Instruction:
Select the lines of the records containing the word "Nürnberg" and list them.

Extracted records:
+ + + + +

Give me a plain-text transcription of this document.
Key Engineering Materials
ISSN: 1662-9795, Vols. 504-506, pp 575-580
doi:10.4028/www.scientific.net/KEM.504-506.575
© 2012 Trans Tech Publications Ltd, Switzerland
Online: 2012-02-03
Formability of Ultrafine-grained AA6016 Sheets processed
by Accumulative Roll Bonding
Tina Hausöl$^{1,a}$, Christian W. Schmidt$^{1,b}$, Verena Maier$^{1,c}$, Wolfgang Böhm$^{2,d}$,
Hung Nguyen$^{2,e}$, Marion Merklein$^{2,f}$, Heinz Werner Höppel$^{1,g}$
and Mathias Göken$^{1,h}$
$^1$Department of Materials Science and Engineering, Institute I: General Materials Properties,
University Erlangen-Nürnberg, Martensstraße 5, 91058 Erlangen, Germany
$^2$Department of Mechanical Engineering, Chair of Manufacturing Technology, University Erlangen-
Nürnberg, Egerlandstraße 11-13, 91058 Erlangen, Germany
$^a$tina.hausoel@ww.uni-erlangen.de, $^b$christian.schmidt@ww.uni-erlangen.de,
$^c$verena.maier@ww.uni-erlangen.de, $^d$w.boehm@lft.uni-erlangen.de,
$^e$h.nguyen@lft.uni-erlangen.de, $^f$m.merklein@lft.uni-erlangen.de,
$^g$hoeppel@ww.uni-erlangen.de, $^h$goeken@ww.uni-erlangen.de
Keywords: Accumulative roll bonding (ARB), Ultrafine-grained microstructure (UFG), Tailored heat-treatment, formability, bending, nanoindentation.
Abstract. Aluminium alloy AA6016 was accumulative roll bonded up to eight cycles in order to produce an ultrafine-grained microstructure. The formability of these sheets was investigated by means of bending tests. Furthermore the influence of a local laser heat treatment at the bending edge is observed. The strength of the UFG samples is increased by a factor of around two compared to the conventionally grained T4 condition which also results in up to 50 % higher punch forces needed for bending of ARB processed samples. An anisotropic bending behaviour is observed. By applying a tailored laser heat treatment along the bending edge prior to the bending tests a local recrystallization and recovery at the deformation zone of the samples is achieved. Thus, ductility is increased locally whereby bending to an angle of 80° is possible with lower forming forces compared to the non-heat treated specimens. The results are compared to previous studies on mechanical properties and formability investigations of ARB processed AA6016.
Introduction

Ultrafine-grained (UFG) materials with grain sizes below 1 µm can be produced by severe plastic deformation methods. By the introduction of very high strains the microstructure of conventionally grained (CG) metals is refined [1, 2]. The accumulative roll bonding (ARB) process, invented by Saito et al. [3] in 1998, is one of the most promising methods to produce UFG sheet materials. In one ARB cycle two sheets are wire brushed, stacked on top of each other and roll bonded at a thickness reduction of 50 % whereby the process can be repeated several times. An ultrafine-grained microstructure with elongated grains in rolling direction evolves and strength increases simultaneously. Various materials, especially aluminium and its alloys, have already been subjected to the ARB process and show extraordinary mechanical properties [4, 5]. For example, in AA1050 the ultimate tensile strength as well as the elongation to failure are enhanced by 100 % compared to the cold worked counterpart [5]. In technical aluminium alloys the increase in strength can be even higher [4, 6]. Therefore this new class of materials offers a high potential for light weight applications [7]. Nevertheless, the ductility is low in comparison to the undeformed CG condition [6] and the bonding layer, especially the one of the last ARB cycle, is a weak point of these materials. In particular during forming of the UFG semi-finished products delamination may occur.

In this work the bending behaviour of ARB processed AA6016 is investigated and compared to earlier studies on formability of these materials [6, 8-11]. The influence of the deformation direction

+ + + + +

Final result:
University Erlangen-Nürnberg, Martensstraße 5, 91058 Erlangen, Germany
Nürnberg, Egerlandstraße 11-13, 91058 Erlangen, Germany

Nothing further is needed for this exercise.